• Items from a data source
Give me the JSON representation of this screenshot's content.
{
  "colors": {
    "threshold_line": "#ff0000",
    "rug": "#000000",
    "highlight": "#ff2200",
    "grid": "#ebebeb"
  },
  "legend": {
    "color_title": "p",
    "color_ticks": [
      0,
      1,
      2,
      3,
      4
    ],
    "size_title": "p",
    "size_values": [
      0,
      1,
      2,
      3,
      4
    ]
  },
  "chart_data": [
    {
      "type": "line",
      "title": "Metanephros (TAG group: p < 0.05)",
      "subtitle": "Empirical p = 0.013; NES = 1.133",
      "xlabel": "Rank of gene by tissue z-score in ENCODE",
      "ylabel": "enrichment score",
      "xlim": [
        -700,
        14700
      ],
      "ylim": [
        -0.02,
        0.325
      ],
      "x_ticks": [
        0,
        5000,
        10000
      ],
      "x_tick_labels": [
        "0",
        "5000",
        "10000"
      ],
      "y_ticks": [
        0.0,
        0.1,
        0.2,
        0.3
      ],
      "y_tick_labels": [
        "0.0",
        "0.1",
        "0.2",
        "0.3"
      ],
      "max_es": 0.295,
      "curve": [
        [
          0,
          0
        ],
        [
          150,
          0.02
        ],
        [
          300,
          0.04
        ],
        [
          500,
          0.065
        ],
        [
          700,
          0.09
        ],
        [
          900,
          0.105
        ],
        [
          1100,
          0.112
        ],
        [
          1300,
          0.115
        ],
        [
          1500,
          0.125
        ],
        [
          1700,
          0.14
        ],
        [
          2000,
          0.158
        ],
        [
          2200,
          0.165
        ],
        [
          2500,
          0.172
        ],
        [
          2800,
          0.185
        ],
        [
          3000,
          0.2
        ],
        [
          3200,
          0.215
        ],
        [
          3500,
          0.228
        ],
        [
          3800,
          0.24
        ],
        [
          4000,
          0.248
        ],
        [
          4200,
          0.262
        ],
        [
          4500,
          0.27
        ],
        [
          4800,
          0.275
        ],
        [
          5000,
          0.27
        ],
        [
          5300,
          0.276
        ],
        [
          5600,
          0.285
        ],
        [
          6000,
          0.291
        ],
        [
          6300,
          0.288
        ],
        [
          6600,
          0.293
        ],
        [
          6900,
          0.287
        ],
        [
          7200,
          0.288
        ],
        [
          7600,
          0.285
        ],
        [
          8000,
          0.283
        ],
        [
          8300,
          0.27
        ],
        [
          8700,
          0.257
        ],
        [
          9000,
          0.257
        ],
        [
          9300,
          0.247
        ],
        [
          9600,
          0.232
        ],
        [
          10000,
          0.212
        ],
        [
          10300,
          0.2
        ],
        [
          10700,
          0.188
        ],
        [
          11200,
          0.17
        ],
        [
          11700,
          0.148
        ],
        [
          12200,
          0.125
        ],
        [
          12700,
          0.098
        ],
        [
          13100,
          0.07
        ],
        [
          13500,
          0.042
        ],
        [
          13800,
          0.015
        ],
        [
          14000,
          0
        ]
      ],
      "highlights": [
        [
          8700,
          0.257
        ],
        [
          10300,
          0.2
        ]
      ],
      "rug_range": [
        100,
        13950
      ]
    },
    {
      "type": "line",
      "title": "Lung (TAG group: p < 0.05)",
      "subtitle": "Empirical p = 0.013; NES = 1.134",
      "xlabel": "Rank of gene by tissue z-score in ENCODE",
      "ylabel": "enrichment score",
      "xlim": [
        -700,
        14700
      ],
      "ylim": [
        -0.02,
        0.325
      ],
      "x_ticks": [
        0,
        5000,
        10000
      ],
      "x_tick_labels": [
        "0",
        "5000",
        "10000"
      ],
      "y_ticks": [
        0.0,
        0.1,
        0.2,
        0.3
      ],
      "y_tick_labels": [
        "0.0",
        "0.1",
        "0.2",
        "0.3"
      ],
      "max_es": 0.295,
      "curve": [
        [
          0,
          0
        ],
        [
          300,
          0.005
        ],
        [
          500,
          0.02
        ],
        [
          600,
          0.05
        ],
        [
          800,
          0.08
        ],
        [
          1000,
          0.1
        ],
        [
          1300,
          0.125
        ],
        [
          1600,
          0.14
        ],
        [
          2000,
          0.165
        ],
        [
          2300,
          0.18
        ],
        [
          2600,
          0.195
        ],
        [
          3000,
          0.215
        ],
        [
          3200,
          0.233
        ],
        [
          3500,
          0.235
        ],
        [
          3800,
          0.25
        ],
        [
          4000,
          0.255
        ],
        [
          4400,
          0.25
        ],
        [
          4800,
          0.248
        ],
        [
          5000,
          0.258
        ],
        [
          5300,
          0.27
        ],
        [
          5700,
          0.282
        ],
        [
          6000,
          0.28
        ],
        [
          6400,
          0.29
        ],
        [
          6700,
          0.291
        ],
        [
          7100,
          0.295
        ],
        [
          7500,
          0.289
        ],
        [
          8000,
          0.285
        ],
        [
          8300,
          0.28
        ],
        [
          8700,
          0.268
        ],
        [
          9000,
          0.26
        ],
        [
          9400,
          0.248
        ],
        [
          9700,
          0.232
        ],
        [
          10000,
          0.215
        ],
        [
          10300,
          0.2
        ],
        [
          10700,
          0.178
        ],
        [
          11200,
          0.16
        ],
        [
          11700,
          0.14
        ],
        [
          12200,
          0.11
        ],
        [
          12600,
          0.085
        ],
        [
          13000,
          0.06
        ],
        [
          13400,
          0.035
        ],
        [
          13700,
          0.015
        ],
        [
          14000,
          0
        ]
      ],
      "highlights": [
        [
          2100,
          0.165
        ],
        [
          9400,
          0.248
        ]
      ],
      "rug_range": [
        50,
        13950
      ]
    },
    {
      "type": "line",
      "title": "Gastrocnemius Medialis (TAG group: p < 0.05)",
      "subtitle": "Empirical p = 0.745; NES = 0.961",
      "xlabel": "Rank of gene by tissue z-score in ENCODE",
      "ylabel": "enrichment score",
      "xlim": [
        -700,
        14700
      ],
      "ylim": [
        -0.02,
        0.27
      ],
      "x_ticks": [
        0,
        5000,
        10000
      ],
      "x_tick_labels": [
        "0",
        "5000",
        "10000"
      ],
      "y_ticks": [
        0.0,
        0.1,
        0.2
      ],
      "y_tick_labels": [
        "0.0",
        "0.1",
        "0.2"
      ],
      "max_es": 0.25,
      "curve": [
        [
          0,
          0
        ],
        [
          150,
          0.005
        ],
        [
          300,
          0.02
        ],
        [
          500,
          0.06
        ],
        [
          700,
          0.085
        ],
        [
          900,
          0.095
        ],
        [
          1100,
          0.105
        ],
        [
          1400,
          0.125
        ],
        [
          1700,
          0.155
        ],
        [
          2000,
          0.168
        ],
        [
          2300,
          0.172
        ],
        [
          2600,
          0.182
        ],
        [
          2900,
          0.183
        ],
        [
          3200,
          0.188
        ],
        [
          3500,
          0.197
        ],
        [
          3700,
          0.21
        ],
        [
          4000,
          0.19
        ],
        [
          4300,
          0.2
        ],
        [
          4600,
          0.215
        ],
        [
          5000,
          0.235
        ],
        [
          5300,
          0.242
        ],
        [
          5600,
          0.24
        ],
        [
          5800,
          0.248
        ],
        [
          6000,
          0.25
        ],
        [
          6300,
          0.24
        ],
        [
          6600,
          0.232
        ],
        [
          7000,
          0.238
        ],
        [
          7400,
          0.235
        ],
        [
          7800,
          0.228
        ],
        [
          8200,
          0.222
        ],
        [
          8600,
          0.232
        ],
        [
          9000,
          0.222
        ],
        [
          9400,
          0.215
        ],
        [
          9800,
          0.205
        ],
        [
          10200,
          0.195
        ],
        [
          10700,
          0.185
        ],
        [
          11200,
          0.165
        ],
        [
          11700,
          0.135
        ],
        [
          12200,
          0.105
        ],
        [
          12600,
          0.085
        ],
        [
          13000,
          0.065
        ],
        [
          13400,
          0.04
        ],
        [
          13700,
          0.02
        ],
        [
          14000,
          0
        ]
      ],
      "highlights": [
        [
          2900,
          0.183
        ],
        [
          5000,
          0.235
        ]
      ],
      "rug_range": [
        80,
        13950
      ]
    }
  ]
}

• PROMPT
What lines of the data include the word "subtitle"? Copy each of them.

• TASK ANSWER
      "subtitle": "Empirical p = 0.013; NES = 1.133",
      "subtitle": "Empirical p = 0.013; NES = 1.134",
      "subtitle": "Empirical p = 0.745; NES = 0.961",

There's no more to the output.